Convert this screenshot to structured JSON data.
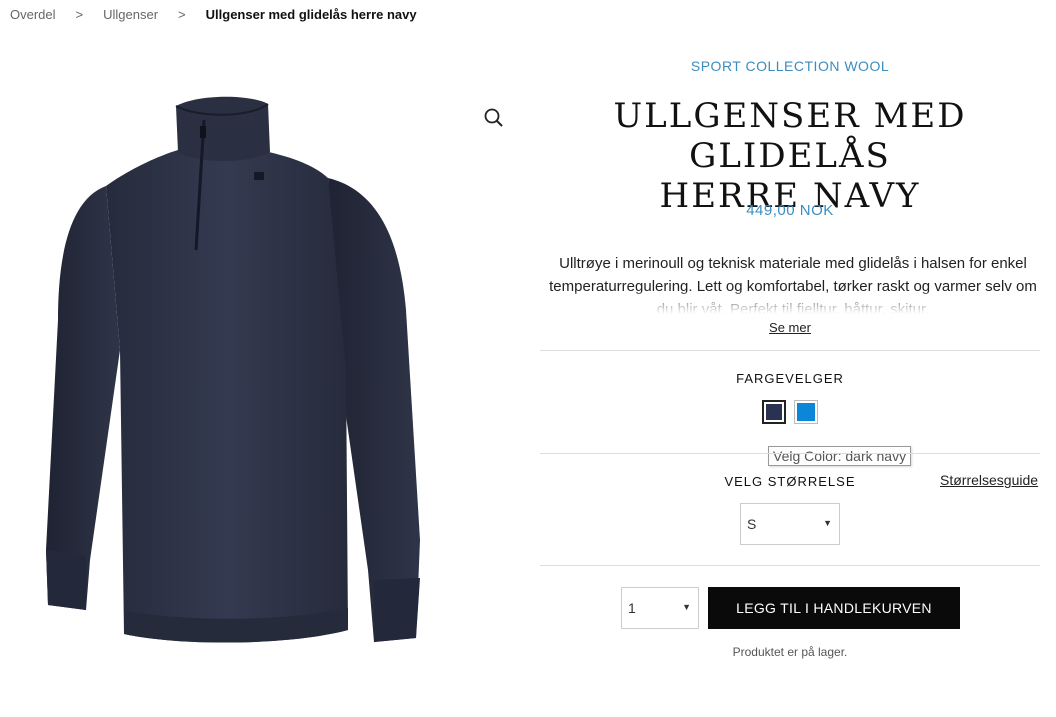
{
  "breadcrumb": {
    "items": [
      "Overdel",
      "Ullgenser"
    ],
    "separator": ">",
    "current": "Ullgenser med glidelås herre navy"
  },
  "product": {
    "collection": "SPORT COLLECTION WOOL",
    "title_line1": "ULLGENSER MED GLIDELÅS",
    "title_line2": "HERRE NAVY",
    "price": "449,00 NOK",
    "description": "Ulltrøye i merinoull og teknisk materiale med glidelås i halsen for enkel temperaturregulering. Lett og komfortabel, tørker raskt og varmer selv om du blir våt. Perfekt til fjelltur, båttur, skitur.",
    "see_more": "Se mer",
    "image_icon": "navy-zip-sweater-image",
    "zoom_icon": "zoom-icon"
  },
  "color_picker": {
    "label": "FARGEVELGER",
    "swatches": [
      {
        "name": "dark navy",
        "color": "#2b3150",
        "selected": true
      },
      {
        "name": "blue",
        "color": "#0b86d8",
        "selected": false
      }
    ],
    "tooltip": "Velg Color: dark navy"
  },
  "size": {
    "label": "VELG STØRRELSE",
    "guide_link": "Størrelsesguide",
    "selected": "S"
  },
  "cart": {
    "quantity": "1",
    "add_button": "LEGG TIL I HANDLEKURVEN",
    "stock_status": "Produktet er på lager."
  },
  "colors": {
    "accent": "#3a8dbf",
    "button_bg": "#0a0a0a",
    "sweater": "#2e3448"
  }
}
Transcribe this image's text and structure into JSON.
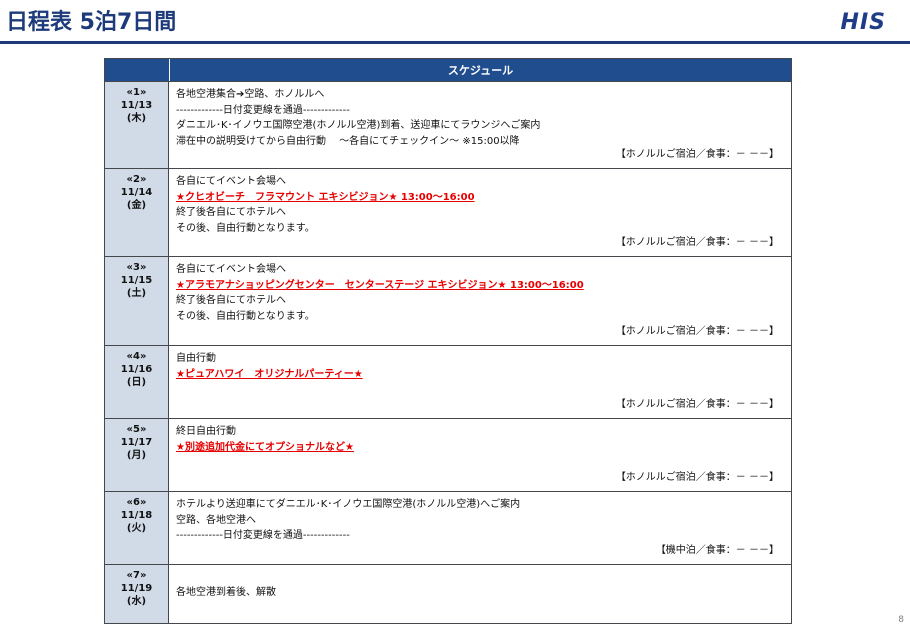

◆ Task details
Copy every line of the data word for word, omitting the images.

◆ Solution to the problem
Convert this screenshot to structured JSON data.
{
  "breadcrumb": {
    "items": [
      "Overdel",
      "Ullgenser"
    ],
    "separator": ">",
    "current": "Ullgenser med glidelås herre navy"
  },
  "product": {
    "collection": "SPORT COLLECTION WOOL",
    "title_line1": "ULLGENSER MED GLIDELÅS",
    "title_line2": "HERRE NAVY",
    "price": "449,00 NOK",
    "description": "Ulltrøye i merinoull og teknisk materiale med glidelås i halsen for enkel temperaturregulering. Lett og komfortabel, tørker raskt og varmer selv om du blir våt. Perfekt til fjelltur, båttur, skitur.",
    "see_more": "Se mer",
    "image_icon": "navy-zip-sweater-image",
    "zoom_icon": "zoom-icon"
  },
  "color_picker": {
    "label": "FARGEVELGER",
    "swatches": [
      {
        "name": "dark navy",
        "color": "#2b3150",
        "selected": true
      },
      {
        "name": "blue",
        "color": "#0b86d8",
        "selected": false
      }
    ],
    "tooltip": "Velg Color: dark navy"
  },
  "size": {
    "label": "VELG STØRRELSE",
    "guide_link": "Størrelsesguide",
    "selected": "S"
  },
  "cart": {
    "quantity": "1",
    "add_button": "LEGG TIL I HANDLEKURVEN",
    "stock_status": "Produktet er på lager."
  },
  "colors": {
    "accent": "#3a8dbf",
    "button_bg": "#0a0a0a",
    "sweater": "#2e3448"
  }
}
Transcribe this image's text and structure into JSON.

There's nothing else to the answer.